**Task instructions:**
All lines in the material below that contain "Define" should be located and copied.

==== Recorded data

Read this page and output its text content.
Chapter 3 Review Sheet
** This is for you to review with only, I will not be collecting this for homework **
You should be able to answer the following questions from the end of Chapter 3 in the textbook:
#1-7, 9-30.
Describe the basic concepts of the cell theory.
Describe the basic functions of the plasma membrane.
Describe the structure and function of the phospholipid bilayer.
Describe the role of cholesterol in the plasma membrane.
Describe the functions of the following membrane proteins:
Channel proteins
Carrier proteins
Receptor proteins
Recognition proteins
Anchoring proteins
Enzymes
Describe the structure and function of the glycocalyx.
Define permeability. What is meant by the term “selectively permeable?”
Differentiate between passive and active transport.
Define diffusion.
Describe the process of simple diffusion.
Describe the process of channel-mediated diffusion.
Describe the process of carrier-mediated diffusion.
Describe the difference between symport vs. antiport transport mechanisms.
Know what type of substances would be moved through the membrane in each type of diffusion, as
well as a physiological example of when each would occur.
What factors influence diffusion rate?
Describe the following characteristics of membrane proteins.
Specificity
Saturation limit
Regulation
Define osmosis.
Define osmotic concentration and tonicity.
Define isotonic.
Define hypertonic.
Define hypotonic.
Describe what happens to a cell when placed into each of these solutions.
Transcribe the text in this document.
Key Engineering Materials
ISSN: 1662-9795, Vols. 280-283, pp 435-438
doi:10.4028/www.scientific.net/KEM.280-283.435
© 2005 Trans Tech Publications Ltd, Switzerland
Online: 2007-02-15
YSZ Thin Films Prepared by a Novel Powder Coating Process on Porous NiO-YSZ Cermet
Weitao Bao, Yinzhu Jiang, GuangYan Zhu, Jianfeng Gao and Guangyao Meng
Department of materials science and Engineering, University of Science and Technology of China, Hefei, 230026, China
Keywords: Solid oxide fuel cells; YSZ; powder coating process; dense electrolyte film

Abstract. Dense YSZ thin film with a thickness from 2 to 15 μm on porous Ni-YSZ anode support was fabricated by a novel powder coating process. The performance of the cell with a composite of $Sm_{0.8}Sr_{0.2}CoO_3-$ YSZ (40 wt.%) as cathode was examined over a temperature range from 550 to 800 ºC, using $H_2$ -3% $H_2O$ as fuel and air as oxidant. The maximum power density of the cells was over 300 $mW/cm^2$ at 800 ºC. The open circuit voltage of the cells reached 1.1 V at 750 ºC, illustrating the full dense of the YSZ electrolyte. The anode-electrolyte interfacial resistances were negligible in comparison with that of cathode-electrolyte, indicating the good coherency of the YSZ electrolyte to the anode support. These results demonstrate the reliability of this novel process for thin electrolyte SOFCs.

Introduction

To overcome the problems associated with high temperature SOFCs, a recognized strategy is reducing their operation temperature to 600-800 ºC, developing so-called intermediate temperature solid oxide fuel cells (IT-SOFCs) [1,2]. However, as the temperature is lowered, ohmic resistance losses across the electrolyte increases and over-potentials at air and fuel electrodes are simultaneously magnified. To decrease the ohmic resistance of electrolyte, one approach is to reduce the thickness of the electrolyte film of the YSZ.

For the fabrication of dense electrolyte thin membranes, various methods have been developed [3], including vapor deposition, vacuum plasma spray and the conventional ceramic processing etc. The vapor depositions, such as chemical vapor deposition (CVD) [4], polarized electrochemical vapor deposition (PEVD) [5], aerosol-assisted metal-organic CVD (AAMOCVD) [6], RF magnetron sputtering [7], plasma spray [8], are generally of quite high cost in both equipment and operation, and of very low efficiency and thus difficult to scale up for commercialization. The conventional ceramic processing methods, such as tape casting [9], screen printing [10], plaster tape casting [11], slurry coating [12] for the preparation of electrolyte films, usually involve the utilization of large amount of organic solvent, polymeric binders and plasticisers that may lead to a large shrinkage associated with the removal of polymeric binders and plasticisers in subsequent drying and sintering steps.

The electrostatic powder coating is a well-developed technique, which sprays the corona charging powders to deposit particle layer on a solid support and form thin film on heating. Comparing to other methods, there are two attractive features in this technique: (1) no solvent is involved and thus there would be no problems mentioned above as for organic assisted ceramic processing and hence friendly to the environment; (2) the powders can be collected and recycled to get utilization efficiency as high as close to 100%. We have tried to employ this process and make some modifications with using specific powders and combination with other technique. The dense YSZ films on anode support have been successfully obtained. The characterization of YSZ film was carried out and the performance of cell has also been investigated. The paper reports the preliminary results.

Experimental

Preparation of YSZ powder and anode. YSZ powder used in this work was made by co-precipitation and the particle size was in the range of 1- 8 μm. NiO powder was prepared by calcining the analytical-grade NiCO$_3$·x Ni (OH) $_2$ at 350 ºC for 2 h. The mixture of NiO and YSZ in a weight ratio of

========

**Your solution:**
Define permeability. What is meant by the term “selectively permeable?”
Define diffusion.
Define osmosis.
Define osmotic concentration and tonicity.
Define isotonic.
Define hypertonic.
Define hypotonic.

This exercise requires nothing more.